• Job
The records that follow should be retyped word for word.

(Stored items from a collection)
===============
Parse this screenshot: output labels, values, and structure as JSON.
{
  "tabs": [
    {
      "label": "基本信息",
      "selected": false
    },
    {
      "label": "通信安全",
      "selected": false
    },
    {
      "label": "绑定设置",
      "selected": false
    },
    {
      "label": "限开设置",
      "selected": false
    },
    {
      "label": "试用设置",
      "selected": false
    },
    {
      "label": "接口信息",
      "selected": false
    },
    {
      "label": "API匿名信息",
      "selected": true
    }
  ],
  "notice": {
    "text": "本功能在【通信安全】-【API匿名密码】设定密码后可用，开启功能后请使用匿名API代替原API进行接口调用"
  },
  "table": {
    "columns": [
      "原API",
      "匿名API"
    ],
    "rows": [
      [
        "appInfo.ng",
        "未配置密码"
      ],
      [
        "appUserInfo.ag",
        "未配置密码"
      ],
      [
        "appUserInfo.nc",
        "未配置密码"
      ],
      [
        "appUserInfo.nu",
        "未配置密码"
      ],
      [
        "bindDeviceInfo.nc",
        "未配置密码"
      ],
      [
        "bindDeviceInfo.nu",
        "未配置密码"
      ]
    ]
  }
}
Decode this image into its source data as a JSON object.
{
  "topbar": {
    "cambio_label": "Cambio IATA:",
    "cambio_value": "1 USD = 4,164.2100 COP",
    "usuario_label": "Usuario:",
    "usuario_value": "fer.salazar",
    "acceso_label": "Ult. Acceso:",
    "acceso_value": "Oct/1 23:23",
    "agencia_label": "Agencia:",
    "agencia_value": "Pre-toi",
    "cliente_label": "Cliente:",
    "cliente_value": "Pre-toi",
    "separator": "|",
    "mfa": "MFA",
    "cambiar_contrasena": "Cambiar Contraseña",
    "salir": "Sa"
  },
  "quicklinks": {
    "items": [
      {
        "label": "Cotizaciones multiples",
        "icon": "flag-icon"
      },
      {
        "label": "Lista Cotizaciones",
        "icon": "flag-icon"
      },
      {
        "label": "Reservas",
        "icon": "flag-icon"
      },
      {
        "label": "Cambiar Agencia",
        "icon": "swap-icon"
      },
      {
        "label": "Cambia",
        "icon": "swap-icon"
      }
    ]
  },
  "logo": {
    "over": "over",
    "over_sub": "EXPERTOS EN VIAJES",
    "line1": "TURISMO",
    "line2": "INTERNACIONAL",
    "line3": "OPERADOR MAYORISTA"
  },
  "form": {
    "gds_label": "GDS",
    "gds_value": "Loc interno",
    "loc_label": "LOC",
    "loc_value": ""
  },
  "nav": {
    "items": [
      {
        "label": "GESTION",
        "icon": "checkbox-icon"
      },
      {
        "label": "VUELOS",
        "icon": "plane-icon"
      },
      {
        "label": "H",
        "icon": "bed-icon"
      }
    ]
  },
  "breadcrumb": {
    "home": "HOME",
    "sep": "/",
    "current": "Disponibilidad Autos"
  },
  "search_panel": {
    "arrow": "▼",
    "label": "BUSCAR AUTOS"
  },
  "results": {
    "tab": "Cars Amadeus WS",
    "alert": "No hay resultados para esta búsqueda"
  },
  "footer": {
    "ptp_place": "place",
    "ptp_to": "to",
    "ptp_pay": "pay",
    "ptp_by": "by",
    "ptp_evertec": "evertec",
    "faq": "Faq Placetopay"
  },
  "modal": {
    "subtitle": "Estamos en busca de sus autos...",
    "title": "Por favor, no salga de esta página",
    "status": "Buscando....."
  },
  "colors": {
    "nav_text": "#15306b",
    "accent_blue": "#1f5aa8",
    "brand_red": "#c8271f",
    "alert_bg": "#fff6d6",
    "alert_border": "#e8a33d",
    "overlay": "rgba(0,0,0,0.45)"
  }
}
===============
• Worked solution
Parse this screenshot: output labels, values, and structure as JSON.
{
  "tabs": [
    {
      "label": "基本信息",
      "selected": false
    },
    {
      "label": "通信安全",
      "selected": false
    },
    {
      "label": "绑定设置",
      "selected": false
    },
    {
      "label": "限开设置",
      "selected": false
    },
    {
      "label": "试用设置",
      "selected": false
    },
    {
      "label": "接口信息",
      "selected": false
    },
    {
      "label": "API匿名信息",
      "selected": true
    }
  ],
  "notice": {
    "text": "本功能在【通信安全】-【API匿名密码】设定密码后可用，开启功能后请使用匿名API代替原API进行接口调用"
  },
  "table": {
    "columns": [
      "原API",
      "匿名API"
    ],
    "rows": [
      [
        "appInfo.ng",
        "未配置密码"
      ],
      [
        "appUserInfo.ag",
        "未配置密码"
      ],
      [
        "appUserInfo.nc",
        "未配置密码"
      ],
      [
        "appUserInfo.nu",
        "未配置密码"
      ],
      [
        "bindDeviceInfo.nc",
        "未配置密码"
      ],
      [
        "bindDeviceInfo.nu",
        "未配置密码"
      ]
    ]
  }
}
Decode this image into its source data as a JSON object.
{
  "topbar": {
    "cambio_label": "Cambio IATA:",
    "cambio_value": "1 USD = 4,164.2100 COP",
    "usuario_label": "Usuario:",
    "usuario_value": "fer.salazar",
    "acceso_label": "Ult. Acceso:",
    "acceso_value": "Oct/1 23:23",
    "agencia_label": "Agencia:",
    "agencia_value": "Pre-toi",
    "cliente_label": "Cliente:",
    "cliente_value": "Pre-toi",
    "separator": "|",
    "mfa": "MFA",
    "cambiar_contrasena": "Cambiar Contraseña",
    "salir": "Sa"
  },
  "quicklinks": {
    "items": [
      {
        "label": "Cotizaciones multiples",
        "icon": "flag-icon"
      },
      {
        "label": "Lista Cotizaciones",
        "icon": "flag-icon"
      },
      {
        "label": "Reservas",
        "icon": "flag-icon"
      },
      {
        "label": "Cambiar Agencia",
        "icon": "swap-icon"
      },
      {
        "label": "Cambia",
        "icon": "swap-icon"
      }
    ]
  },
  "logo": {
    "over": "over",
    "over_sub": "EXPERTOS EN VIAJES",
    "line1": "TURISMO",
    "line2": "INTERNACIONAL",
    "line3": "OPERADOR MAYORISTA"
  },
  "form": {
    "gds_label": "GDS",
    "gds_value": "Loc interno",
    "loc_label": "LOC",
    "loc_value": ""
  },
  "nav": {
    "items": [
      {
        "label": "GESTION",
        "icon": "checkbox-icon"
      },
      {
        "label": "VUELOS",
        "icon": "plane-icon"
      },
      {
        "label": "H",
        "icon": "bed-icon"
      }
    ]
  },
  "breadcrumb": {
    "home": "HOME",
    "sep": "/",
    "current": "Disponibilidad Autos"
  },
  "search_panel": {
    "arrow": "▼",
    "label": "BUSCAR AUTOS"
  },
  "results": {
    "tab": "Cars Amadeus WS",
    "alert": "No hay resultados para esta búsqueda"
  },
  "footer": {
    "ptp_place": "place",
    "ptp_to": "to",
    "ptp_pay": "pay",
    "ptp_by": "by",
    "ptp_evertec": "evertec",
    "faq": "Faq Placetopay"
  },
  "modal": {
    "subtitle": "Estamos en busca de sus autos...",
    "title": "Por favor, no salga de esta página",
    "status": "Buscando....."
  },
  "colors": {
    "nav_text": "#15306b",
    "accent_blue": "#1f5aa8",
    "brand_red": "#c8271f",
    "alert_bg": "#fff6d6",
    "alert_border": "#e8a33d",
    "overlay": "rgba(0,0,0,0.45)"
  }
}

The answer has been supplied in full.